>> start Input
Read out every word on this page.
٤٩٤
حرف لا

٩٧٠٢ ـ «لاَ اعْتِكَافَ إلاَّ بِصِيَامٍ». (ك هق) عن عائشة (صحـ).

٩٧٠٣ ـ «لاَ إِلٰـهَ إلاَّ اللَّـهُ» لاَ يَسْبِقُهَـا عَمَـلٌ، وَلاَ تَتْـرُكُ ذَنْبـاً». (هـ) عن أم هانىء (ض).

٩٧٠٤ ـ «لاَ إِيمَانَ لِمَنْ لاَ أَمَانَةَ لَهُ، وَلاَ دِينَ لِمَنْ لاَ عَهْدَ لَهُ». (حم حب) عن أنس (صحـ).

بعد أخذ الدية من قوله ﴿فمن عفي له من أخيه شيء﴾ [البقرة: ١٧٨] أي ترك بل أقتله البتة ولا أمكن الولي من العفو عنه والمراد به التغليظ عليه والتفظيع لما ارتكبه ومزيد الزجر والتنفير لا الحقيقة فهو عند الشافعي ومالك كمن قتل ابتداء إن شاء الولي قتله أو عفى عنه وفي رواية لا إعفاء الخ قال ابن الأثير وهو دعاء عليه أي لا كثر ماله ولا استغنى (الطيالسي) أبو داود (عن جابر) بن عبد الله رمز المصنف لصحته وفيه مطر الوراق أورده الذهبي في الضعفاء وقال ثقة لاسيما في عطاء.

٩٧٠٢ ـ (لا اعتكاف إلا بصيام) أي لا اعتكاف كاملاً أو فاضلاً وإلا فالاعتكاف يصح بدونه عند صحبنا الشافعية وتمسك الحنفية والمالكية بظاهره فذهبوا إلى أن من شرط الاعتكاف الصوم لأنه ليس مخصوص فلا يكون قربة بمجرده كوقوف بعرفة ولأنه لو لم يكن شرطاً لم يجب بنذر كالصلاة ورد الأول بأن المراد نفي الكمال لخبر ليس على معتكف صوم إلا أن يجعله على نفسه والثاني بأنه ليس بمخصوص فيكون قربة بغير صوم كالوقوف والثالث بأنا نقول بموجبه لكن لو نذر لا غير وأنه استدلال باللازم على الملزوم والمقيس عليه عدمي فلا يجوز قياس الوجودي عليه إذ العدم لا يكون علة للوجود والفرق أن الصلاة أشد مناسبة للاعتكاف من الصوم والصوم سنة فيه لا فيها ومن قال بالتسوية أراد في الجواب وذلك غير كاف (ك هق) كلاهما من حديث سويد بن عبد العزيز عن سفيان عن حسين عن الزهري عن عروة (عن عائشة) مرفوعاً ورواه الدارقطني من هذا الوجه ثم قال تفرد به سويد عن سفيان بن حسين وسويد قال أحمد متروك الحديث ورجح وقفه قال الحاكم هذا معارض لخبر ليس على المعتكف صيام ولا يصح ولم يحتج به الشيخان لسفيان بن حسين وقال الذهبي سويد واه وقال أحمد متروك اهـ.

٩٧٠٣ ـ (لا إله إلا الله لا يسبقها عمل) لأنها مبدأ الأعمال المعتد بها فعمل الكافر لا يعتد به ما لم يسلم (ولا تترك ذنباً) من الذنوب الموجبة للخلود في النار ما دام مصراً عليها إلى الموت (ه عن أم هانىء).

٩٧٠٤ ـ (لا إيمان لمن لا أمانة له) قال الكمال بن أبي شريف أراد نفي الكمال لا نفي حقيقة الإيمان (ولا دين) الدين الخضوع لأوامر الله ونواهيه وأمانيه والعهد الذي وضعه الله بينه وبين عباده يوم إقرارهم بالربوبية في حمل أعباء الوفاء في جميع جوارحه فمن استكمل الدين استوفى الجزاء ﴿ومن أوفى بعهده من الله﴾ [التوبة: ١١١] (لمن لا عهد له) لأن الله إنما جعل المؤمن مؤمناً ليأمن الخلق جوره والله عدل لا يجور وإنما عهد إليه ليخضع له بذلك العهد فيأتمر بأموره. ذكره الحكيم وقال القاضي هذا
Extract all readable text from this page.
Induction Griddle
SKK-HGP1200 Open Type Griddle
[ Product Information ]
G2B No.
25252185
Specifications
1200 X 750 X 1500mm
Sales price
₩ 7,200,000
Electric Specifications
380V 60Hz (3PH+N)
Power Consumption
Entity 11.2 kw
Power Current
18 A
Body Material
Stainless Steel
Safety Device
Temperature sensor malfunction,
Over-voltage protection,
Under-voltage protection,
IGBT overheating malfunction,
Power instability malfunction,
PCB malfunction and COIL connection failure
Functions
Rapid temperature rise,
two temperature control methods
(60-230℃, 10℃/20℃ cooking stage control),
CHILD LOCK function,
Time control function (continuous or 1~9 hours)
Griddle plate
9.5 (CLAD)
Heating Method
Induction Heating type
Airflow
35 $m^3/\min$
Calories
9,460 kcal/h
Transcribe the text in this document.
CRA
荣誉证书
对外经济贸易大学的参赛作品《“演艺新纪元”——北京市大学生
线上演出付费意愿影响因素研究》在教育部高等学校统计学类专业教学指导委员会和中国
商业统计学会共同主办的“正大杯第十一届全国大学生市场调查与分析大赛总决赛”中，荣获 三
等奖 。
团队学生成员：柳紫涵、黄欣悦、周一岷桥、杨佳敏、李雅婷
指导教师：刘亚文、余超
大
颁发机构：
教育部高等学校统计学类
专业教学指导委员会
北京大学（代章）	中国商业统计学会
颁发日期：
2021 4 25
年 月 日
>> end Input
Written problem: Give back the whole listing, word for word.

Solution to the exercise:
Read out every word on this page.
٤٩٤
حرف لا

٩٧٠٢ ـ «لاَ اعْتِكَافَ إلاَّ بِصِيَامٍ». (ك هق) عن عائشة (صحـ).

٩٧٠٣ ـ «لاَ إِلٰـهَ إلاَّ اللَّـهُ» لاَ يَسْبِقُهَـا عَمَـلٌ، وَلاَ تَتْـرُكُ ذَنْبـاً». (هـ) عن أم هانىء (ض).

٩٧٠٤ ـ «لاَ إِيمَانَ لِمَنْ لاَ أَمَانَةَ لَهُ، وَلاَ دِينَ لِمَنْ لاَ عَهْدَ لَهُ». (حم حب) عن أنس (صحـ).

بعد أخذ الدية من قوله ﴿فمن عفي له من أخيه شيء﴾ [البقرة: ١٧٨] أي ترك بل أقتله البتة ولا أمكن الولي من العفو عنه والمراد به التغليظ عليه والتفظيع لما ارتكبه ومزيد الزجر والتنفير لا الحقيقة فهو عند الشافعي ومالك كمن قتل ابتداء إن شاء الولي قتله أو عفى عنه وفي رواية لا إعفاء الخ قال ابن الأثير وهو دعاء عليه أي لا كثر ماله ولا استغنى (الطيالسي) أبو داود (عن جابر) بن عبد الله رمز المصنف لصحته وفيه مطر الوراق أورده الذهبي في الضعفاء وقال ثقة لاسيما في عطاء.

٩٧٠٢ ـ (لا اعتكاف إلا بصيام) أي لا اعتكاف كاملاً أو فاضلاً وإلا فالاعتكاف يصح بدونه عند صحبنا الشافعية وتمسك الحنفية والمالكية بظاهره فذهبوا إلى أن من شرط الاعتكاف الصوم لأنه ليس مخصوص فلا يكون قربة بمجرده كوقوف بعرفة ولأنه لو لم يكن شرطاً لم يجب بنذر كالصلاة ورد الأول بأن المراد نفي الكمال لخبر ليس على معتكف صوم إلا أن يجعله على نفسه والثاني بأنه ليس بمخصوص فيكون قربة بغير صوم كالوقوف والثالث بأنا نقول بموجبه لكن لو نذر لا غير وأنه استدلال باللازم على الملزوم والمقيس عليه عدمي فلا يجوز قياس الوجودي عليه إذ العدم لا يكون علة للوجود والفرق أن الصلاة أشد مناسبة للاعتكاف من الصوم والصوم سنة فيه لا فيها ومن قال بالتسوية أراد في الجواب وذلك غير كاف (ك هق) كلاهما من حديث سويد بن عبد العزيز عن سفيان عن حسين عن الزهري عن عروة (عن عائشة) مرفوعاً ورواه الدارقطني من هذا الوجه ثم قال تفرد به سويد عن سفيان بن حسين وسويد قال أحمد متروك الحديث ورجح وقفه قال الحاكم هذا معارض لخبر ليس على المعتكف صيام ولا يصح ولم يحتج به الشيخان لسفيان بن حسين وقال الذهبي سويد واه وقال أحمد متروك اهـ.

٩٧٠٣ ـ (لا إله إلا الله لا يسبقها عمل) لأنها مبدأ الأعمال المعتد بها فعمل الكافر لا يعتد به ما لم يسلم (ولا تترك ذنباً) من الذنوب الموجبة للخلود في النار ما دام مصراً عليها إلى الموت (ه عن أم هانىء).

٩٧٠٤ ـ (لا إيمان لمن لا أمانة له) قال الكمال بن أبي شريف أراد نفي الكمال لا نفي حقيقة الإيمان (ولا دين) الدين الخضوع لأوامر الله ونواهيه وأمانيه والعهد الذي وضعه الله بينه وبين عباده يوم إقرارهم بالربوبية في حمل أعباء الوفاء في جميع جوارحه فمن استكمل الدين استوفى الجزاء ﴿ومن أوفى بعهده من الله﴾ [التوبة: ١١١] (لمن لا عهد له) لأن الله إنما جعل المؤمن مؤمناً ليأمن الخلق جوره والله عدل لا يجور وإنما عهد إليه ليخضع له بذلك العهد فيأتمر بأموره. ذكره الحكيم وقال القاضي هذا
Extract all readable text from this page.
Induction Griddle
SKK-HGP1200 Open Type Griddle
[ Product Information ]
G2B No.
25252185
Specifications
1200 X 750 X 1500mm
Sales price
₩ 7,200,000
Electric Specifications
380V 60Hz (3PH+N)
Power Consumption
Entity 11.2 kw
Power Current
18 A
Body Material
Stainless Steel
Safety Device
Temperature sensor malfunction,
Over-voltage protection,
Under-voltage protection,
IGBT overheating malfunction,
Power instability malfunction,
PCB malfunction and COIL connection failure
Functions
Rapid temperature rise,
two temperature control methods
(60-230℃, 10℃/20℃ cooking stage control),
CHILD LOCK function,
Time control function (continuous or 1~9 hours)
Griddle plate
9.5 (CLAD)
Heating Method
Induction Heating type
Airflow
35 $m^3/\min$
Calories
9,460 kcal/h
Transcribe the text in this document.
CRA
荣誉证书
对外经济贸易大学的参赛作品《“演艺新纪元”——北京市大学生
线上演出付费意愿影响因素研究》在教育部高等学校统计学类专业教学指导委员会和中国
商业统计学会共同主办的“正大杯第十一届全国大学生市场调查与分析大赛总决赛”中，荣获 三
等奖 。
团队学生成员：柳紫涵、黄欣悦、周一岷桥、杨佳敏、李雅婷
指导教师：刘亚文、余超
大
颁发机构：
教育部高等学校统计学类
专业教学指导委员会
北京大学（代章）	中国商业统计学会
颁发日期：
2021 4 25
年 月 日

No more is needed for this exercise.